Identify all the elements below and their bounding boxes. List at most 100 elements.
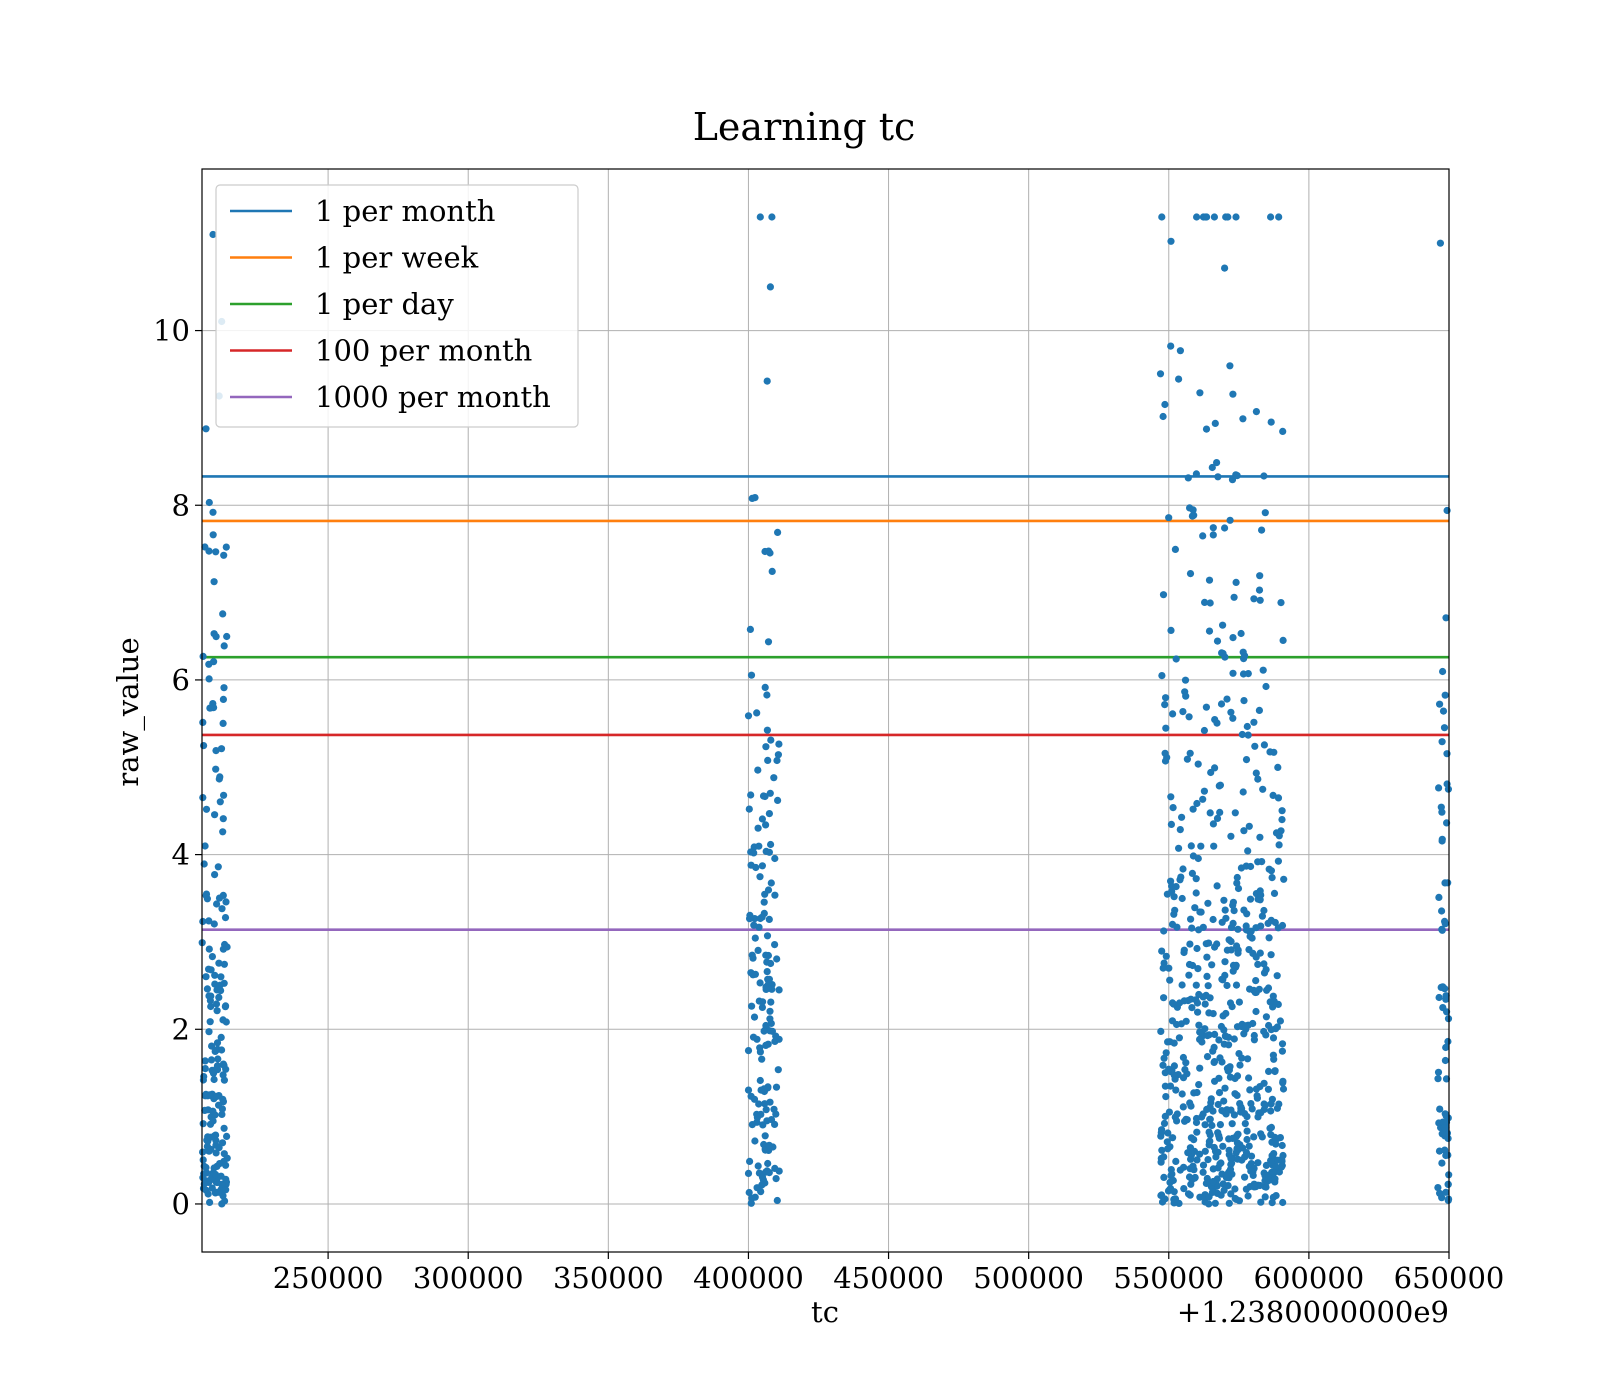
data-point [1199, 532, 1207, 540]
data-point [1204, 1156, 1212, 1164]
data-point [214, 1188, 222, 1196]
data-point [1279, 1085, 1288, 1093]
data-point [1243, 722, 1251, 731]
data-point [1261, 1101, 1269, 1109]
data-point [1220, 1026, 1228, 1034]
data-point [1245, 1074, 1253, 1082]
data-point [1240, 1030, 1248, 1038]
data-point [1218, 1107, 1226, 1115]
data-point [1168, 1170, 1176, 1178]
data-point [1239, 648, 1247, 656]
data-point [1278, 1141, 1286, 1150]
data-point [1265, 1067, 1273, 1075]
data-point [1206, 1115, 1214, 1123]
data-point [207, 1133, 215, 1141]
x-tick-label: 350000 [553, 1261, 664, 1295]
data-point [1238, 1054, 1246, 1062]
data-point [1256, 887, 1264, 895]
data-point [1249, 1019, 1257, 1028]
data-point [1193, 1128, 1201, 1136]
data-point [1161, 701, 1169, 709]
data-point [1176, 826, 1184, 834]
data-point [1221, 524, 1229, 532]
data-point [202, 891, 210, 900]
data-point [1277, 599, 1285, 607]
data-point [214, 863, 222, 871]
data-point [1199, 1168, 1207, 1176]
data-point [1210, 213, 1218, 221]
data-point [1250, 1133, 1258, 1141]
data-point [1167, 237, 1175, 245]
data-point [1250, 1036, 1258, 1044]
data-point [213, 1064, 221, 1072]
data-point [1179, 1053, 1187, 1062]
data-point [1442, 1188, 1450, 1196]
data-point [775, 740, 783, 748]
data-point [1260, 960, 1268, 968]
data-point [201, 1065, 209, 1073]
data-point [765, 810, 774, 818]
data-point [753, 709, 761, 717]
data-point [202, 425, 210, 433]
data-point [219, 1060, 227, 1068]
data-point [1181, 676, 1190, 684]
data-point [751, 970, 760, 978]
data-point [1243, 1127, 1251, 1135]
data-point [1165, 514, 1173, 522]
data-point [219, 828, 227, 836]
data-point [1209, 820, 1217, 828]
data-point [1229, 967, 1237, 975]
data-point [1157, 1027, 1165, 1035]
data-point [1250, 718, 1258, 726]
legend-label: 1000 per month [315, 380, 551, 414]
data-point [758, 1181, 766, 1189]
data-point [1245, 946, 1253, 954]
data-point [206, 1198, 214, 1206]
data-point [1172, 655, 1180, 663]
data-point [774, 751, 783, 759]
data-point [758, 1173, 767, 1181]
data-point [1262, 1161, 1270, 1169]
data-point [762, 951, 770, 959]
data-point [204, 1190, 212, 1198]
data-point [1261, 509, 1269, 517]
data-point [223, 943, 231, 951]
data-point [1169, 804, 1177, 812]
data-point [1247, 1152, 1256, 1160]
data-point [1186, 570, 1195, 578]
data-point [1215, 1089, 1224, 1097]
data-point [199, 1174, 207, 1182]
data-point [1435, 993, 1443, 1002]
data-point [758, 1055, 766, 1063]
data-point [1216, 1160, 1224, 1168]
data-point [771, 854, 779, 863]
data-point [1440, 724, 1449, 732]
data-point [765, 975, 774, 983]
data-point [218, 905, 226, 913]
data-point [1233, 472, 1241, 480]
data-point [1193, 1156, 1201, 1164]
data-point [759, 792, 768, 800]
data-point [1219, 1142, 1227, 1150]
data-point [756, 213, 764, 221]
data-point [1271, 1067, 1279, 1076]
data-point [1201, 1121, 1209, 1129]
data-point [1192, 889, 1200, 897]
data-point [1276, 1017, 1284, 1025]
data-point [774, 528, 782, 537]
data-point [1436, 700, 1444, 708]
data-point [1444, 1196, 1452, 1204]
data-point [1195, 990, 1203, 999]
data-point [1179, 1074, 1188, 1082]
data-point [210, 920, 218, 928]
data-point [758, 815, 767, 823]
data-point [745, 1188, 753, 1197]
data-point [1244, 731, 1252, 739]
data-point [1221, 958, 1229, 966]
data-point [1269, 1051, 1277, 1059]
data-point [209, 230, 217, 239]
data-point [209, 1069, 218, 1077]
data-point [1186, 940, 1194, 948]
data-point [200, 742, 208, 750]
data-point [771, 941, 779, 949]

-*-

▶ **What is needed**
Reproduce the stretch of the records from the line containing "data-point [1199, 532, 1207, 540]" through the line containing "data-point [1220, 1026, 1228, 1034]", both lines included, and nothing else.

▶ **Result of this exercise**
data-point [1199, 532, 1207, 540]
data-point [1204, 1156, 1212, 1164]
data-point [214, 1188, 222, 1196]
data-point [1279, 1085, 1288, 1093]
data-point [1243, 722, 1251, 731]
data-point [1261, 1101, 1269, 1109]
data-point [1220, 1026, 1228, 1034]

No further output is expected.